- **Reading passage**
Hi there,
I have a logtash with JDBC input like below
jdbc {
jdbc_driver_library => "${LOGSTASH_JDBC_DRIVER_JAR_LOCATION}"
jdbc_driver_class => "${LOGSTASH_JDBC_DRIVER}"
jdbc_connection_string => "${LOGSTASH_JDBC_URL}"
jdbc_user => "${LOGSTASH_JDBC_USERNAME}"
jdbc_password => "${LOGSTASH_JDBC_PASSWORD}"
jdbc_paging_enabled => true
jdbc_page_size => 1000
tracking_column => "unix_ts_in_secs"
use_column_value => true
last_run_metadata_path => "/usr/share/logstash/jdbc-last-run/.last_run"
tracking_column_type => "numeric"
schedule => "*/5 * * * * *"
statement => "
SELECT *, UNIX_TIMESTAMP(updated_at) AS unix_ts_in_secs FROM tbl WHERE updated_at > FROM_UNIXTIME(:sql_last_value) AND updated_at<= now() ORDER BY updated_at, id
"

- **Goal**
Write the next part of the forum post about the Logstash JDBC input, starting after its last line. The records that come next are separate from the Logstash JDBC post.

[Stored entries]
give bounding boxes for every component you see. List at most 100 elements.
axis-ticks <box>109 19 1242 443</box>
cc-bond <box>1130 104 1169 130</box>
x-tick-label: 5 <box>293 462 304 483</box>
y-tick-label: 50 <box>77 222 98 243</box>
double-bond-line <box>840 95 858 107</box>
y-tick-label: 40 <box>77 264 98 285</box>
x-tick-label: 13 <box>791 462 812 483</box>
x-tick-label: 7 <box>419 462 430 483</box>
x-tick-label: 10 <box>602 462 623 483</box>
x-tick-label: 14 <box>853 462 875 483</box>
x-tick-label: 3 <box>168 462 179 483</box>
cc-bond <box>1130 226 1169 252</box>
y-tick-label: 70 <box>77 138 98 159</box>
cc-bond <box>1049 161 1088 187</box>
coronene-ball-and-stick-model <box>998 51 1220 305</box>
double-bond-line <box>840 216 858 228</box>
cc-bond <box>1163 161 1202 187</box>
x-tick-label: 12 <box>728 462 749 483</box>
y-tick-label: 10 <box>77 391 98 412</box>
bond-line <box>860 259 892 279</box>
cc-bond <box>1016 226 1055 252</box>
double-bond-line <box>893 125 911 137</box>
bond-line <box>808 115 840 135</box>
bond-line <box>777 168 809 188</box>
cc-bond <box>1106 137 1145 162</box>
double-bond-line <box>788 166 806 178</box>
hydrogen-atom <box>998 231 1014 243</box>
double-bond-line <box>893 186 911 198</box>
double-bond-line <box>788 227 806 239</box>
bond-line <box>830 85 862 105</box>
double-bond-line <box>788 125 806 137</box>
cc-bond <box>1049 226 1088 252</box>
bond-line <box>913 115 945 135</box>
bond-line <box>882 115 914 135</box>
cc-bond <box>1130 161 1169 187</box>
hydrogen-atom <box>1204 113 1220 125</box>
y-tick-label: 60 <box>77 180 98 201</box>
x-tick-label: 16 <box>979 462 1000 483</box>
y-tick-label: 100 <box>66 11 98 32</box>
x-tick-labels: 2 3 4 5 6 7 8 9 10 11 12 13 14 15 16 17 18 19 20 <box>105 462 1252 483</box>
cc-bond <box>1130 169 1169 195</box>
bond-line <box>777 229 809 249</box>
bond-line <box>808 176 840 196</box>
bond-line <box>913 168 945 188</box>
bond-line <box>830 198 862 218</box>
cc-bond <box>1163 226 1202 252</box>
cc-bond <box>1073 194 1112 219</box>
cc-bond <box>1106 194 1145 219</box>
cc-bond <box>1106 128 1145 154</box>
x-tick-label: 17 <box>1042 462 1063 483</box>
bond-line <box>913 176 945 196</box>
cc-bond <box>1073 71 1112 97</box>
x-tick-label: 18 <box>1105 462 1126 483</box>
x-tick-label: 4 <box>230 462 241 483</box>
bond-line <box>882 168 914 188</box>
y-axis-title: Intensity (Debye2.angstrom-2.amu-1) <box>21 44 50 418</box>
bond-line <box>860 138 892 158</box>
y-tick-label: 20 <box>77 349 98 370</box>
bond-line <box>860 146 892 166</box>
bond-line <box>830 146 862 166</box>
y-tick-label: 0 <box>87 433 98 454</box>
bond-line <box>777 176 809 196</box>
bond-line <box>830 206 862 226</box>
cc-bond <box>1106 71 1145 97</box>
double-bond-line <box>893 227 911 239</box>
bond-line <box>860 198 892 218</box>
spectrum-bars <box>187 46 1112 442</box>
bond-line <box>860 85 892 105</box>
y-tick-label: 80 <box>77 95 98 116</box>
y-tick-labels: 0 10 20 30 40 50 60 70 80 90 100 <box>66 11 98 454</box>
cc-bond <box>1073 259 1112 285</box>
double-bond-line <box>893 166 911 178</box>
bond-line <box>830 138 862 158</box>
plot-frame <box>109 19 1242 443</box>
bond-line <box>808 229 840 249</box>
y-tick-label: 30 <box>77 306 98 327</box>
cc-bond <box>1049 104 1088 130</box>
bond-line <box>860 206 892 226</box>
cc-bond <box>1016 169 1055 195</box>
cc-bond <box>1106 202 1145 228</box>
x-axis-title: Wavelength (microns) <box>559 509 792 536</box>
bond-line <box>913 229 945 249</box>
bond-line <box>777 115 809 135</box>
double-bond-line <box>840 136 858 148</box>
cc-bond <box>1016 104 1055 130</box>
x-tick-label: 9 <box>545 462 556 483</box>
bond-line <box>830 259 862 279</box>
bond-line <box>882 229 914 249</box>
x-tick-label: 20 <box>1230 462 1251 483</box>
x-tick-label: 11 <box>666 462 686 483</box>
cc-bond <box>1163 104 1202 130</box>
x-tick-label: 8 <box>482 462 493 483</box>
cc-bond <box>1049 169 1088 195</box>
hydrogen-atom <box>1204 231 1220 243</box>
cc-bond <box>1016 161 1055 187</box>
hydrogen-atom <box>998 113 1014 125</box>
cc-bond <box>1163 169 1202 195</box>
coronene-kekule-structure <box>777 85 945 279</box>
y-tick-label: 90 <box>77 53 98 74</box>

- **Result for this task**
}
Example: MySQL database have 1 row pass the condition of above sql statement, but the log print many row (2 or more) with the same data (duplicate), only @timestamp field is different.
Finally, only 1 row inserted to Elasticsearch, but I don't know why Logstash print many duplicate data (only @timestamp different). Is it affect performance or make high CPU/Memory usage?
Thank you!